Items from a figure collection
——
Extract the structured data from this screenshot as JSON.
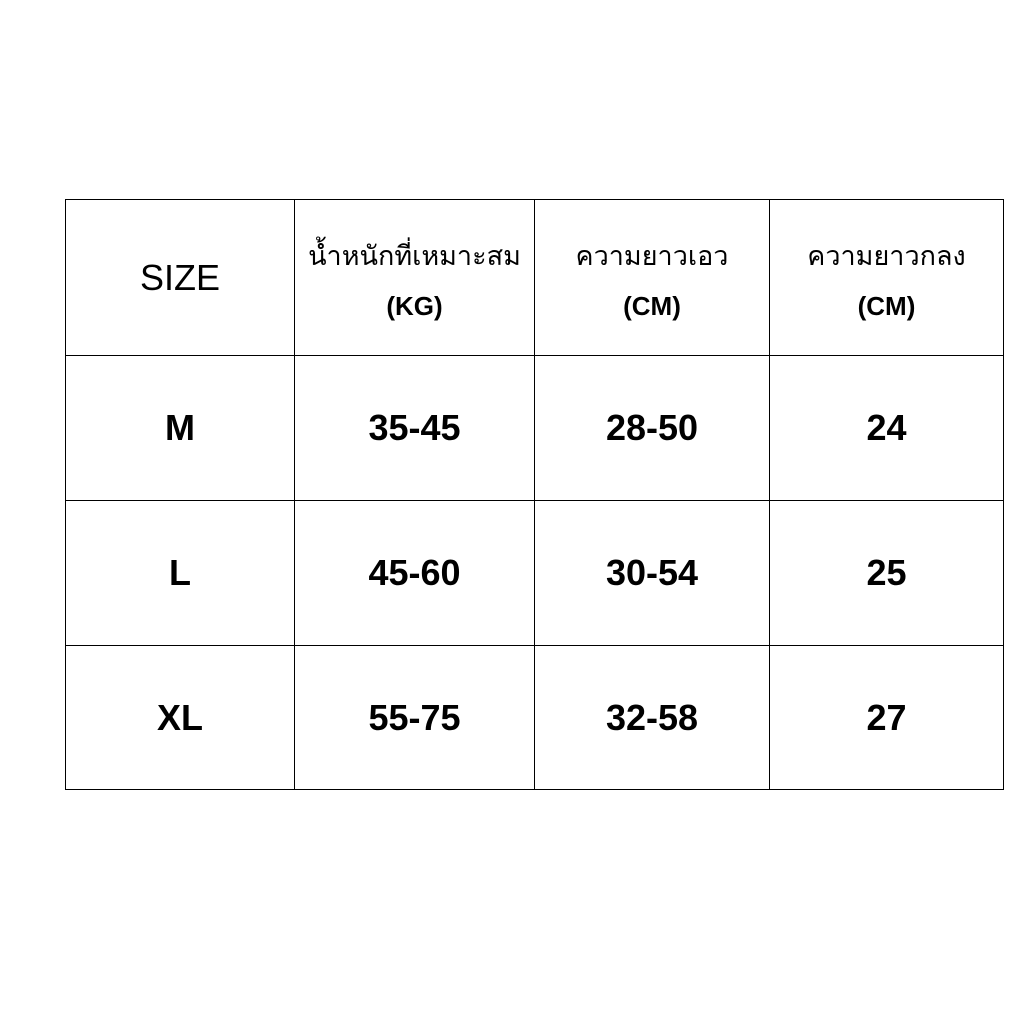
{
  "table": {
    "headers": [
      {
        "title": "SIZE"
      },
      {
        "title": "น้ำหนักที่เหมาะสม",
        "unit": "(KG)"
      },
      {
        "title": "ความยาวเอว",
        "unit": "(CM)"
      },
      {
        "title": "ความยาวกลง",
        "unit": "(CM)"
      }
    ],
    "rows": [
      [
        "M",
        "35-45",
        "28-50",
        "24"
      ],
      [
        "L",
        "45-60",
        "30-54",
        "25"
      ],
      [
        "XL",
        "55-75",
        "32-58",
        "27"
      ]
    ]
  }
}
——
| REQUIRED WORK |
Images should not appear in the copy; retype the listing above exactly.

| RESPONSE TO THIS EXERCISE |
Extract the structured data from this screenshot as JSON.
{
  "table": {
    "headers": [
      {
        "title": "SIZE"
      },
      {
        "title": "น้ำหนักที่เหมาะสม",
        "unit": "(KG)"
      },
      {
        "title": "ความยาวเอว",
        "unit": "(CM)"
      },
      {
        "title": "ความยาวกลง",
        "unit": "(CM)"
      }
    ],
    "rows": [
      [
        "M",
        "35-45",
        "28-50",
        "24"
      ],
      [
        "L",
        "45-60",
        "30-54",
        "25"
      ],
      [
        "XL",
        "55-75",
        "32-58",
        "27"
      ]
    ]
  }
}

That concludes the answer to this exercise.